* **Task requirements**: The entries need to be copied exactly.

* **Input material**:
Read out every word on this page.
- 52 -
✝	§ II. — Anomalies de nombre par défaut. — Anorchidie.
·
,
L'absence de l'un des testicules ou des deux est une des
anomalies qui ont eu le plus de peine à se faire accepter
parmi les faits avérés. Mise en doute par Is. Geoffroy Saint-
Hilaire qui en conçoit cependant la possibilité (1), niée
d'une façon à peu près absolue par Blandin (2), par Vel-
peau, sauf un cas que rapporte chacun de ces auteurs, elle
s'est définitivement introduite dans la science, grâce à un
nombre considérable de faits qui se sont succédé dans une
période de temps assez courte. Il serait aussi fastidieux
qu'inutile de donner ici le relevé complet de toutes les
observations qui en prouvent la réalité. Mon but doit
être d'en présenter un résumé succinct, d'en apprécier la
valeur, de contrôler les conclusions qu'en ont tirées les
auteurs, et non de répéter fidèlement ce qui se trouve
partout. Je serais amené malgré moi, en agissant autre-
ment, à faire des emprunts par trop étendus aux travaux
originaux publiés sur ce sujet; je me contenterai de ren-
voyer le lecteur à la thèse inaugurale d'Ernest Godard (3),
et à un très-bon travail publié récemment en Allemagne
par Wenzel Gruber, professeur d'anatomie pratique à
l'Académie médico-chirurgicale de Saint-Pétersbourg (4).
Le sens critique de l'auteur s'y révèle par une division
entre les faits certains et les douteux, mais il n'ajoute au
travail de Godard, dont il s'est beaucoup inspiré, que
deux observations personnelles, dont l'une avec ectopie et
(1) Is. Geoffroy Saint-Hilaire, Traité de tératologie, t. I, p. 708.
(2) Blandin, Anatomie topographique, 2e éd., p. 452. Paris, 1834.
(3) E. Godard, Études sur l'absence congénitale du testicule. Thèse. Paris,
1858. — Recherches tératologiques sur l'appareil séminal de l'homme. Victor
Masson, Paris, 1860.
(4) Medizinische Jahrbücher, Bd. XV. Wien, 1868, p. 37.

* **Output**:
Read out every word on this page.
- 52 -
✝	§ II. — Anomalies de nombre par défaut. — Anorchidie.
·
,
L'absence de l'un des testicules ou des deux est une des
anomalies qui ont eu le plus de peine à se faire accepter
parmi les faits avérés. Mise en doute par Is. Geoffroy Saint-
Hilaire qui en conçoit cependant la possibilité (1), niée
d'une façon à peu près absolue par Blandin (2), par Vel-
peau, sauf un cas que rapporte chacun de ces auteurs, elle
s'est définitivement introduite dans la science, grâce à un
nombre considérable de faits qui se sont succédé dans une
période de temps assez courte. Il serait aussi fastidieux
qu'inutile de donner ici le relevé complet de toutes les
observations qui en prouvent la réalité. Mon but doit
être d'en présenter un résumé succinct, d'en apprécier la
valeur, de contrôler les conclusions qu'en ont tirées les
auteurs, et non de répéter fidèlement ce qui se trouve
partout. Je serais amené malgré moi, en agissant autre-
ment, à faire des emprunts par trop étendus aux travaux
originaux publiés sur ce sujet; je me contenterai de ren-
voyer le lecteur à la thèse inaugurale d'Ernest Godard (3),
et à un très-bon travail publié récemment en Allemagne
par Wenzel Gruber, professeur d'anatomie pratique à
l'Académie médico-chirurgicale de Saint-Pétersbourg (4).
Le sens critique de l'auteur s'y révèle par une division
entre les faits certains et les douteux, mais il n'ajoute au
travail de Godard, dont il s'est beaucoup inspiré, que
deux observations personnelles, dont l'une avec ectopie et
(1) Is. Geoffroy Saint-Hilaire, Traité de tératologie, t. I, p. 708.
(2) Blandin, Anatomie topographique, 2e éd., p. 452. Paris, 1834.
(3) E. Godard, Études sur l'absence congénitale du testicule. Thèse. Paris,
1858. — Recherches tératologiques sur l'appareil séminal de l'homme. Victor
Masson, Paris, 1860.
(4) Medizinische Jahrbücher, Bd. XV. Wien, 1868, p. 37.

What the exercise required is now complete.